Для меня это был большой вопрос, и я очень
этим мучился. Ни к какому делу я не
подходил, так как был благородного
происхождения, то есть занятия торговлей мне
не подобали. Я также был «взрослым»,
солидным человеком и не мог жульничать, и в
этом смысле также – самым правильным было –
учиться, чего мне уже давно хотелось.... С
помощью образования я также смогу содержать
свою жену.
Мне казалось, что из меня может получиться
по-настоящему образованный человек,
способный как подобает содержать свою жену и
ребёнка. Взявшись за это, я года через
три-четыре кончу, конечно, мои занятия и
буду обеспеченным человеком. Чтобы стать,
например, раввином, надо трудиться
десять-двенадцать лет, а потом можно не
найти места. А я знал из практики, что тот,
кто хоть что-то кончил – уже обеспечен
заработком, и всё больше укреплялся в своём
решении. Ведь в деревне, - думал я не без
тщеславия – все мы огрубеем, пропадём.
Решено: что бы ни было, пусть я буду
страдать, голодать, нуждаться, но не
останусь невеждой. Жена моя со мной
соглашалась, но только внешне. Я понимал,
что в душе она лучше была бы ешувницей,
хозяйкой корчмы или арендаторшей – что нам
фактически было бы легко получить через
деда. Но она также знала, что я этого долго
не выдержу. И поэтому соглашалась.

- ИСХОДНЫЕ ДАННЫЕ:
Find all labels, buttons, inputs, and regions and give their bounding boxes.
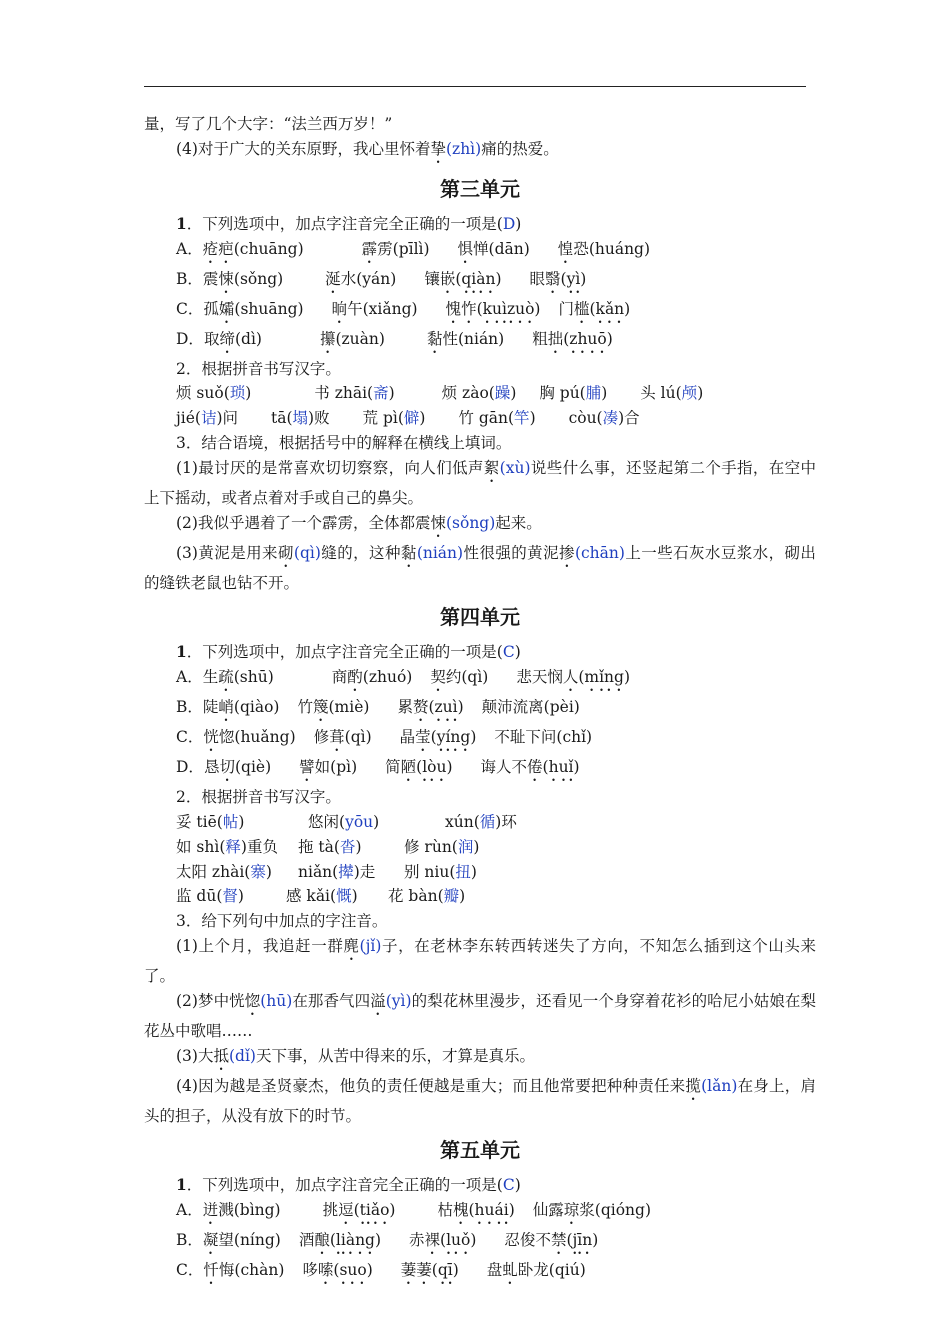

- ЗАДАЧИ ДЛЯ РЕШЕНИЯ:
1. Сколько лет, согласно отрывку, нужно трудиться, чтобы стать раввином?
2. Перечислите все роли, которые жена, по словам рассказчика из отрывка, в душе предпочла бы учёбе мужа.
3. Выведите фрагмент отрывка от слов «Мне казалось, что» до слов «мы огрубеем, пропадём.» без изменений.

- ПИСЬМЕННЫЕ ОТВЕТЫ:
1. Десять-двенадцать лет.

2. Ешувница, хозяйка корчмы, арендаторша.

3.
Мне казалось, что из меня может получиться
по-настоящему образованный человек,
способный как подобает содержать свою жену и
ребёнка. Взявшись за это, я года через
три-четыре кончу, конечно, мои занятия и
буду обеспеченным человеком. Чтобы стать,
например, раввином, надо трудиться
десять-двенадцать лет, а потом можно не
найти места. А я знал из практики, что тот,
кто хоть что-то кончил – уже обеспечен
заработком, и всё больше укреплялся в своём
решении. Ведь в деревне, - думал я не без
тщеславия – все мы огрубеем, пропадём.